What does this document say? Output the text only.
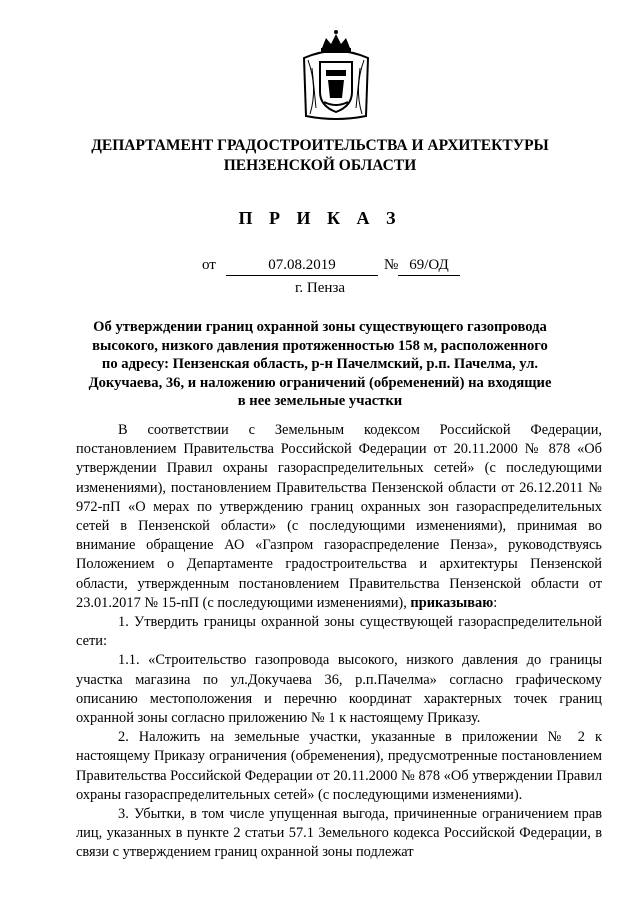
ДЕПАРТАМЕНТ ГРАДОСТРОИТЕЛЬСТВА И АРХИТЕКТУРЫ
ПЕНЗЕНСКОЙ ОБЛАСТИ
П Р И К А З
от	07.08.2019	№ 69/ОД
г. Пенза
Об утверждении границ охранной зоны существующего газопровода высокого, низкого давления протяженностью 158 м, расположенного по адресу: Пензенская область, р-н Пачелмский, р.п. Пачелма, ул. Докучаева, 36, и наложению ограничений (обременений) на входящие в нее земельные участки

В соответствии с Земельным кодексом Российской Федерации, постановлением Правительства Российской Федерации от 20.11.2000 № 878 «Об утверждении Правил охраны газораспределительных сетей» (с последующими изменениями), постановлением Правительства Пензенской области от 26.12.2011 № 972-пП «О мерах по утверждению границ охранных зон газораспределительных сетей в Пензенской области» (с последующими изменениями), принимая во внимание обращение АО «Газпром газораспределение Пенза», руководствуясь Положением о Департаменте градостроительства и архитектуры Пензенской области, утвержденным постановлением Правительства Пензенской области от 23.01.2017 № 15-пП (с последующими изменениями), приказываю:

1. Утвердить границы охранной зоны существующей газораспределительной сети:

1.1. «Строительство газопровода высокого, низкого давления до границы участка магазина по ул.Докучаева 36, р.п.Пачелма» согласно графическому описанию местоположения и перечню координат характерных точек границ охранной зоны согласно приложению № 1 к настоящему Приказу.

2. Наложить на земельные участки, указанные в приложении № 2 к настоящему Приказу ограничения (обременения), предусмотренные постановлением Правительства Российской Федерации от 20.11.2000 № 878 «Об утверждении Правил охраны газораспределительных сетей» (с последующими изменениями).

3. Убытки, в том числе упущенная выгода, причиненные ограничением прав лиц, указанных в пункте 2 статьи 57.1 Земельного кодекса Российской Федерации, в связи с утверждением границ охранной зоны подлежат
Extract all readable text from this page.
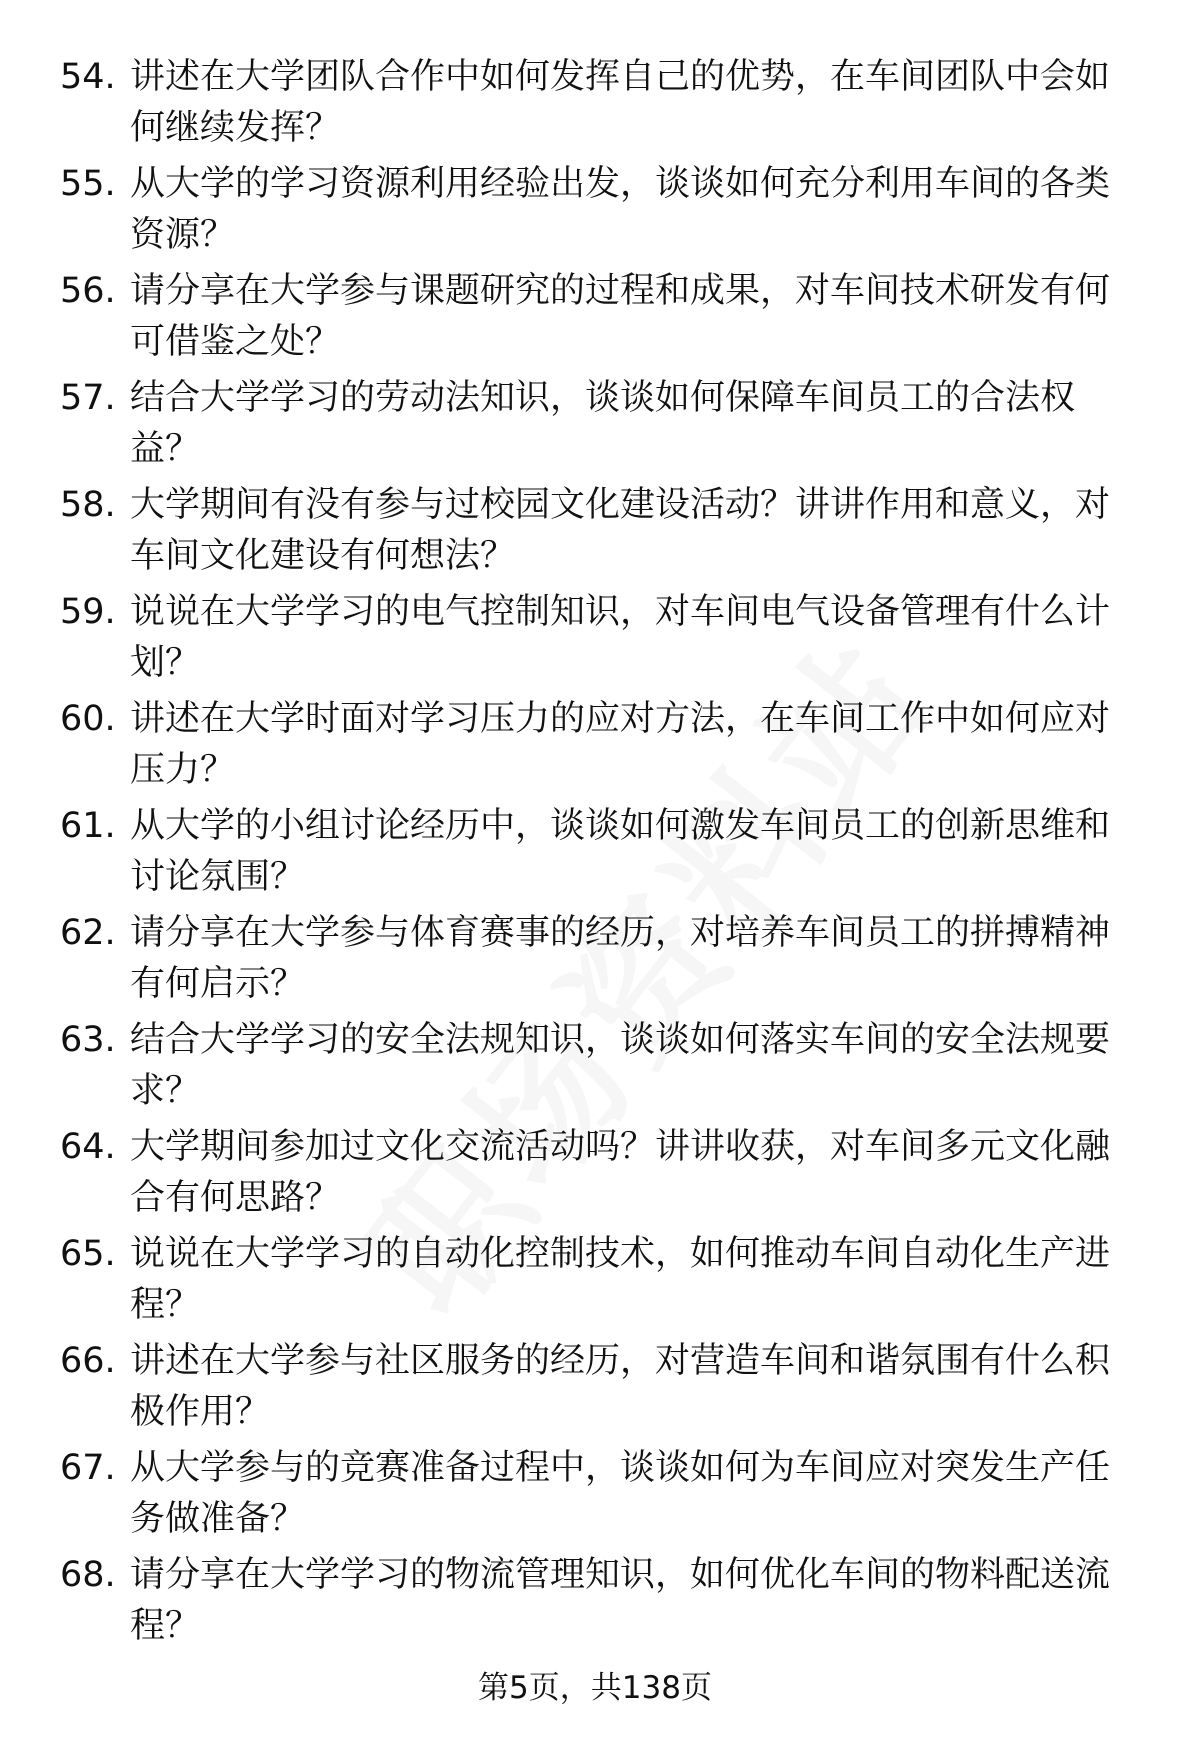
54. 讲述在大学团队合作中如何发挥自己的优势，在车间团队中会如何继续发挥？
55. 从大学的学习资源利用经验出发，谈谈如何充分利用车间的各类资源？
56. 请分享在大学参与课题研究的过程和成果，对车间技术研发有何可借鉴之处？
57. 结合大学学习的劳动法知识，谈谈如何保障车间员工的合法权益？
58. 大学期间有没有参与过校园文化建设活动？讲讲作用和意义，对车间文化建设有何想法？
59. 说说在大学学习的电气控制知识，对车间电气设备管理有什么计划？
60. 讲述在大学时面对学习压力的应对方法，在车间工作中如何应对压力？
61. 从大学的小组讨论经历中，谈谈如何激发车间员工的创新思维和讨论氛围？
62. 请分享在大学参与体育赛事的经历，对培养车间员工的拼搏精神有何启示？
63. 结合大学学习的安全法规知识，谈谈如何落实车间的安全法规要求？
64. 大学期间参加过文化交流活动吗？讲讲收获，对车间多元文化融合有何思路？
65. 说说在大学学习的自动化控制技术，如何推动车间自动化生产进程？
66. 讲述在大学参与社区服务的经历，对营造车间和谐氛围有什么积极作用？
67. 从大学参与的竞赛准备过程中，谈谈如何为车间应对突发生产任务做准备？
68. 请分享在大学学习的物流管理知识，如何优化车间的物料配送流程？
第5页，共138页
******
#### REQUIREMENT
The records above must be printed exactly; the pictures stay out.

#### SOLUTION FOR THIS TASK
What does this document say? Output the text only.
ДЕПАРТАМЕНТ ГРАДОСТРОИТЕЛЬСТВА И АРХИТЕКТУРЫ
ПЕНЗЕНСКОЙ ОБЛАСТИ
П Р И К А З
от	07.08.2019	№ 69/ОД
г. Пенза
Об утверждении границ охранной зоны существующего газопровода высокого, низкого давления протяженностью 158 м, расположенного по адресу: Пензенская область, р-н Пачелмский, р.п. Пачелма, ул. Докучаева, 36, и наложению ограничений (обременений) на входящие в нее земельные участки

В соответствии с Земельным кодексом Российской Федерации, постановлением Правительства Российской Федерации от 20.11.2000 № 878 «Об утверждении Правил охраны газораспределительных сетей» (с последующими изменениями), постановлением Правительства Пензенской области от 26.12.2011 № 972-пП «О мерах по утверждению границ охранных зон газораспределительных сетей в Пензенской области» (с последующими изменениями), принимая во внимание обращение АО «Газпром газораспределение Пенза», руководствуясь Положением о Департаменте градостроительства и архитектуры Пензенской области, утвержденным постановлением Правительства Пензенской области от 23.01.2017 № 15-пП (с последующими изменениями), приказываю:

1. Утвердить границы охранной зоны существующей газораспределительной сети:

1.1. «Строительство газопровода высокого, низкого давления до границы участка магазина по ул.Докучаева 36, р.п.Пачелма» согласно графическому описанию местоположения и перечню координат характерных точек границ охранной зоны согласно приложению № 1 к настоящему Приказу.

2. Наложить на земельные участки, указанные в приложении № 2 к настоящему Приказу ограничения (обременения), предусмотренные постановлением Правительства Российской Федерации от 20.11.2000 № 878 «Об утверждении Правил охраны газораспределительных сетей» (с последующими изменениями).

3. Убытки, в том числе упущенная выгода, причиненные ограничением прав лиц, указанных в пункте 2 статьи 57.1 Земельного кодекса Российской Федерации, в связи с утверждением границ охранной зоны подлежат
Extract all readable text from this page.
54. 讲述在大学团队合作中如何发挥自己的优势，在车间团队中会如何继续发挥？
55. 从大学的学习资源利用经验出发，谈谈如何充分利用车间的各类资源？
56. 请分享在大学参与课题研究的过程和成果，对车间技术研发有何可借鉴之处？
57. 结合大学学习的劳动法知识，谈谈如何保障车间员工的合法权益？
58. 大学期间有没有参与过校园文化建设活动？讲讲作用和意义，对车间文化建设有何想法？
59. 说说在大学学习的电气控制知识，对车间电气设备管理有什么计划？
60. 讲述在大学时面对学习压力的应对方法，在车间工作中如何应对压力？
61. 从大学的小组讨论经历中，谈谈如何激发车间员工的创新思维和讨论氛围？
62. 请分享在大学参与体育赛事的经历，对培养车间员工的拼搏精神有何启示？
63. 结合大学学习的安全法规知识，谈谈如何落实车间的安全法规要求？
64. 大学期间参加过文化交流活动吗？讲讲收获，对车间多元文化融合有何思路？
65. 说说在大学学习的自动化控制技术，如何推动车间自动化生产进程？
66. 讲述在大学参与社区服务的经历，对营造车间和谐氛围有什么积极作用？
67. 从大学参与的竞赛准备过程中，谈谈如何为车间应对突发生产任务做准备？
68. 请分享在大学学习的物流管理知识，如何优化车间的物料配送流程？
第5页，共138页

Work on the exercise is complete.